Copy each line of the records that contains the word "Decode".

GIVEN RECORDS
::::::

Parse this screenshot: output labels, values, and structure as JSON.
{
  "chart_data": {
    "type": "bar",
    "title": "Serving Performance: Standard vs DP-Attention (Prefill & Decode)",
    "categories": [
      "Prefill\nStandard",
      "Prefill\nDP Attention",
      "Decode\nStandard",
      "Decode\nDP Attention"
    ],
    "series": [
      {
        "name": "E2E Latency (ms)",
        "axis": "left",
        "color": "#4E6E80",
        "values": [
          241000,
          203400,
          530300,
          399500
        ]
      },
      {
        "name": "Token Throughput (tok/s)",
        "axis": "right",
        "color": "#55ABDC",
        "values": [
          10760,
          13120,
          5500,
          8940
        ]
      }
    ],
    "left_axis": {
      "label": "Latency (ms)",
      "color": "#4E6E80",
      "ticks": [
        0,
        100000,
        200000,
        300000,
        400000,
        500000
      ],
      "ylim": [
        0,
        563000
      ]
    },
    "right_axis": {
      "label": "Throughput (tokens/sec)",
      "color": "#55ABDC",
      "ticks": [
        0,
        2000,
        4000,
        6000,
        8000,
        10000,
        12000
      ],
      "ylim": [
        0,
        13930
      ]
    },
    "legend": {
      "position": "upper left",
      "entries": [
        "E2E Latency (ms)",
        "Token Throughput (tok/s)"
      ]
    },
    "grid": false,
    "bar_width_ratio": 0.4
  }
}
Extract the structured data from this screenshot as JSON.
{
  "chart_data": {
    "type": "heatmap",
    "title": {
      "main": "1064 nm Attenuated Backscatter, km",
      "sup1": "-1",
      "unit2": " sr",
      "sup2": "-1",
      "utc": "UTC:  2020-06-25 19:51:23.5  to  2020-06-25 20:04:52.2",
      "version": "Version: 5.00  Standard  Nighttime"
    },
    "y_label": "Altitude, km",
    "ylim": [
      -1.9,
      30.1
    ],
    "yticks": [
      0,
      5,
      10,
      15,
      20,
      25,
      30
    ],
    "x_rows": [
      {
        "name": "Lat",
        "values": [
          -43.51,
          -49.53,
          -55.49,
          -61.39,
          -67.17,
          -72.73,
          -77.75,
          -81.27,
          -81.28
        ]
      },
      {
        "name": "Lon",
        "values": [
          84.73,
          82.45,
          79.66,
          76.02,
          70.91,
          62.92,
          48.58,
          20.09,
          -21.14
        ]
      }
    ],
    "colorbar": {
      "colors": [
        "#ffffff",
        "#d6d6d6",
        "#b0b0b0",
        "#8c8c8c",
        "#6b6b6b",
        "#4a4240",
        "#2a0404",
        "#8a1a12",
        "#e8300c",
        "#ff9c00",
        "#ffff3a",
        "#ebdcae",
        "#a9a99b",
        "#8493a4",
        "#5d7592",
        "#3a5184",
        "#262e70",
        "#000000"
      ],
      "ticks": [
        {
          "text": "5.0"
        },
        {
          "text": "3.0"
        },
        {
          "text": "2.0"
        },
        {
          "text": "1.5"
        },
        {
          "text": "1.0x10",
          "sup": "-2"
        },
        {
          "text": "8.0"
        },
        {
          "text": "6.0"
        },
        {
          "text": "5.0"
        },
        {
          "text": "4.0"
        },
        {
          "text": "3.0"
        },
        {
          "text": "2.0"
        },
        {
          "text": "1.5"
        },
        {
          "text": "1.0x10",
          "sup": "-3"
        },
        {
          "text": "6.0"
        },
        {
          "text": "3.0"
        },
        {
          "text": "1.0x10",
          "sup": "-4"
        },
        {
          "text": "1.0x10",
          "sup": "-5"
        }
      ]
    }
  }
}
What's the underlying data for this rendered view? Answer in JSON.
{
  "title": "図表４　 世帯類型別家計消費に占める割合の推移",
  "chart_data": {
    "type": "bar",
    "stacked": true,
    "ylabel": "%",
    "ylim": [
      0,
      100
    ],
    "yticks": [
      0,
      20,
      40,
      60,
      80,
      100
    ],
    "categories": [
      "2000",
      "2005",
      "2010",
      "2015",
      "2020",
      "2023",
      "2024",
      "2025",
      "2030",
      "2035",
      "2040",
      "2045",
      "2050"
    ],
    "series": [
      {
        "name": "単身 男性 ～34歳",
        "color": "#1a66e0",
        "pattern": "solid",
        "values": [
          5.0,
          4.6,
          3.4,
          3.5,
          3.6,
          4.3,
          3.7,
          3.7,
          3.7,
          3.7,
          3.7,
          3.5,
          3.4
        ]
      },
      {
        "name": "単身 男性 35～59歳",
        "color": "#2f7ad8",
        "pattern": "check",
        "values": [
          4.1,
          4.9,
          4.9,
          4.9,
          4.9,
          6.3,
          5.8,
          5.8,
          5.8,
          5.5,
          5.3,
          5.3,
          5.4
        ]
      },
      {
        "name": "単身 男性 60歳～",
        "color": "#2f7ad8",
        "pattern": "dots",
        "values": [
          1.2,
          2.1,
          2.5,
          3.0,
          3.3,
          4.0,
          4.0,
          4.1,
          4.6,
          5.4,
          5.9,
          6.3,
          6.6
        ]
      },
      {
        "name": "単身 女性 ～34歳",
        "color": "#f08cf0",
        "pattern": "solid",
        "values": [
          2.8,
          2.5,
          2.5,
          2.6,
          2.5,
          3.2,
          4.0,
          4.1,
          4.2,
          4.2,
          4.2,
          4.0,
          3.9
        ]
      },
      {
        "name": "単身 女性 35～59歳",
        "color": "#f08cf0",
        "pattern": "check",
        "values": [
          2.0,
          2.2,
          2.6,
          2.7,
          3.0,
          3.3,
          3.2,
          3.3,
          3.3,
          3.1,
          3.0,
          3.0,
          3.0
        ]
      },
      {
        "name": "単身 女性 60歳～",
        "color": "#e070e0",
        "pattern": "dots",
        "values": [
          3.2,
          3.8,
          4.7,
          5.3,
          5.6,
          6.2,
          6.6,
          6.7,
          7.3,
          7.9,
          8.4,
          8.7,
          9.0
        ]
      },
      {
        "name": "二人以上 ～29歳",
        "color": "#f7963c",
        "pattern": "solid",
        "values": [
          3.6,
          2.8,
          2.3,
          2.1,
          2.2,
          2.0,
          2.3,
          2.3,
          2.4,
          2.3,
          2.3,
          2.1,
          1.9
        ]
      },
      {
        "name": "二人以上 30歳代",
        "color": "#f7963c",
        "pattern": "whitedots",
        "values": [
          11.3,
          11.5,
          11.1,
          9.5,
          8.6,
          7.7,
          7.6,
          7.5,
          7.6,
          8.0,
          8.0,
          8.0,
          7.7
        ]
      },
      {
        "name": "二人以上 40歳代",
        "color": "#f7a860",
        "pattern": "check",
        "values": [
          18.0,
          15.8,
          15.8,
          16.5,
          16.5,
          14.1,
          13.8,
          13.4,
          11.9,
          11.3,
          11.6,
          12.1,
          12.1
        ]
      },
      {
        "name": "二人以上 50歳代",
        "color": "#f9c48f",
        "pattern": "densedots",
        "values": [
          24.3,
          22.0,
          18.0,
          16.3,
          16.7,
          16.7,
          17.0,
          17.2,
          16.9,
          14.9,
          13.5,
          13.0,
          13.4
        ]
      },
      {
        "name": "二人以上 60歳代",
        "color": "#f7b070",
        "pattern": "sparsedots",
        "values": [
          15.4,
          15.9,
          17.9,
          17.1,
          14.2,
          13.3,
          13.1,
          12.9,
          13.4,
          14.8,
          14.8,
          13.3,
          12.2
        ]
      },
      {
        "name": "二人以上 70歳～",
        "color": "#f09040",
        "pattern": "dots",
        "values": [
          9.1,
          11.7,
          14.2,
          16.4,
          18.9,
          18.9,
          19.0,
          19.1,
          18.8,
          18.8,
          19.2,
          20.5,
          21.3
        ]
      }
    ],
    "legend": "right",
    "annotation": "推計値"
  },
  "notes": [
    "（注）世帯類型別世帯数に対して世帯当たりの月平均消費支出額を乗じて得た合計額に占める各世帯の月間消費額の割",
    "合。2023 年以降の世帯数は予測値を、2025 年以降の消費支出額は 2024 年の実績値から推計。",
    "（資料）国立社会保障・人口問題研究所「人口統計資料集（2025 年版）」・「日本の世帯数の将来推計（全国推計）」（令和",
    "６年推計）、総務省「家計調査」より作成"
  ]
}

::::::

THE COMPLETED TASK
    "title": "Serving Performance: Standard vs DP-Attention (Prefill & Decode)",
      "Decode\nStandard",
      "Decode\nDP Attention"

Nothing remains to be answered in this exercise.